Skip the images. Copy the records exactly as written.

:: DATA PROVIDED

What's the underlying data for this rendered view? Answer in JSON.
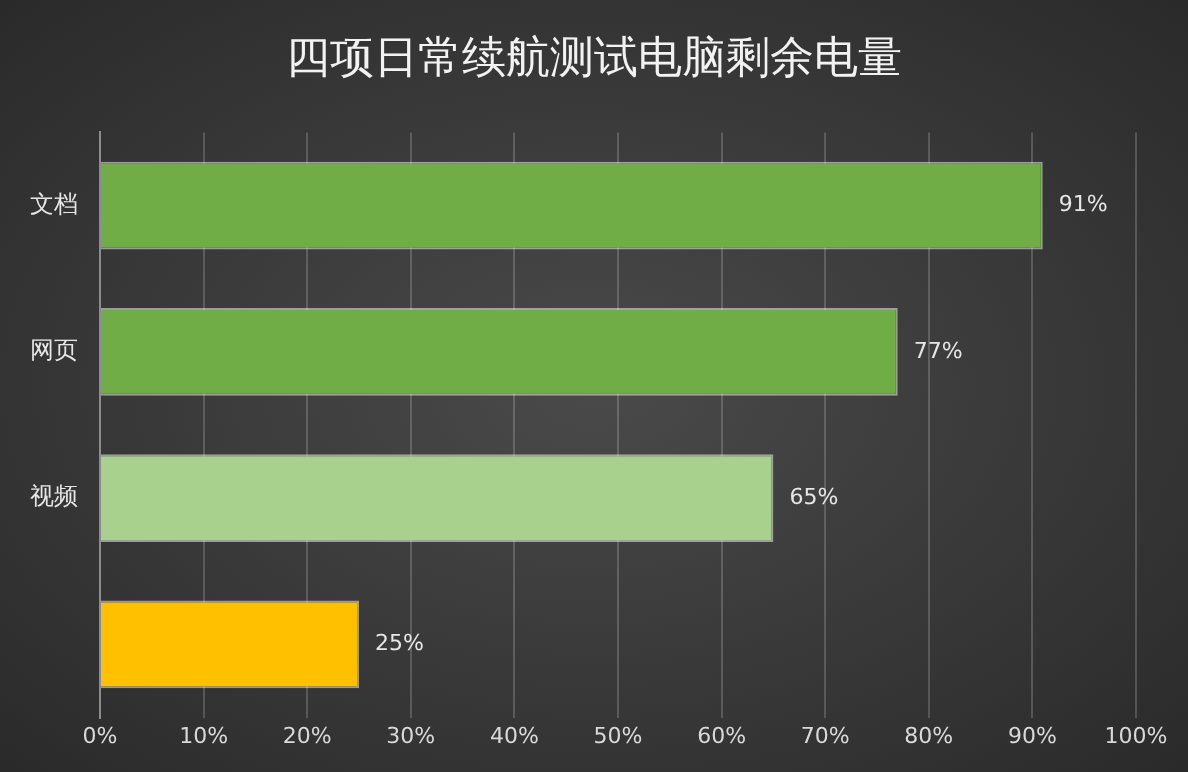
{
  "chart_data": {
    "type": "bar",
    "orientation": "horizontal",
    "title": "四项日常续航测试电脑剩余电量",
    "categories": [
      "文档",
      "网页",
      "视频",
      null
    ],
    "values": [
      91,
      77,
      65,
      25
    ],
    "colors": [
      "#70ad47",
      "#70ad47",
      "#a9d18e",
      "#ffc000"
    ],
    "value_labels": [
      "91%",
      "77%",
      "65%",
      "25%"
    ],
    "xlim": [
      0,
      100
    ],
    "xticks": [
      {
        "value": 0,
        "label": "0%"
      },
      {
        "value": 10,
        "label": "10%"
      },
      {
        "value": 20,
        "label": "20%"
      },
      {
        "value": 30,
        "label": "30%"
      },
      {
        "value": 40,
        "label": "40%"
      },
      {
        "value": 50,
        "label": "50%"
      },
      {
        "value": 60,
        "label": "60%"
      },
      {
        "value": 70,
        "label": "70%"
      },
      {
        "value": 80,
        "label": "80%"
      },
      {
        "value": 90,
        "label": "90%"
      },
      {
        "value": 100,
        "label": "100%"
      }
    ],
    "grid": "x"
  }
}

::::

### SOLUTION TO THIS TASK
What's the underlying data for this rendered view? Answer in JSON.
{
  "chart_data": {
    "type": "bar",
    "orientation": "horizontal",
    "title": "四项日常续航测试电脑剩余电量",
    "categories": [
      "文档",
      "网页",
      "视频",
      null
    ],
    "values": [
      91,
      77,
      65,
      25
    ],
    "colors": [
      "#70ad47",
      "#70ad47",
      "#a9d18e",
      "#ffc000"
    ],
    "value_labels": [
      "91%",
      "77%",
      "65%",
      "25%"
    ],
    "xlim": [
      0,
      100
    ],
    "xticks": [
      {
        "value": 0,
        "label": "0%"
      },
      {
        "value": 10,
        "label": "10%"
      },
      {
        "value": 20,
        "label": "20%"
      },
      {
        "value": 30,
        "label": "30%"
      },
      {
        "value": 40,
        "label": "40%"
      },
      {
        "value": 50,
        "label": "50%"
      },
      {
        "value": 60,
        "label": "60%"
      },
      {
        "value": 70,
        "label": "70%"
      },
      {
        "value": 80,
        "label": "80%"
      },
      {
        "value": 90,
        "label": "90%"
      },
      {
        "value": 100,
        "label": "100%"
      }
    ],
    "grid": "x"
  }
}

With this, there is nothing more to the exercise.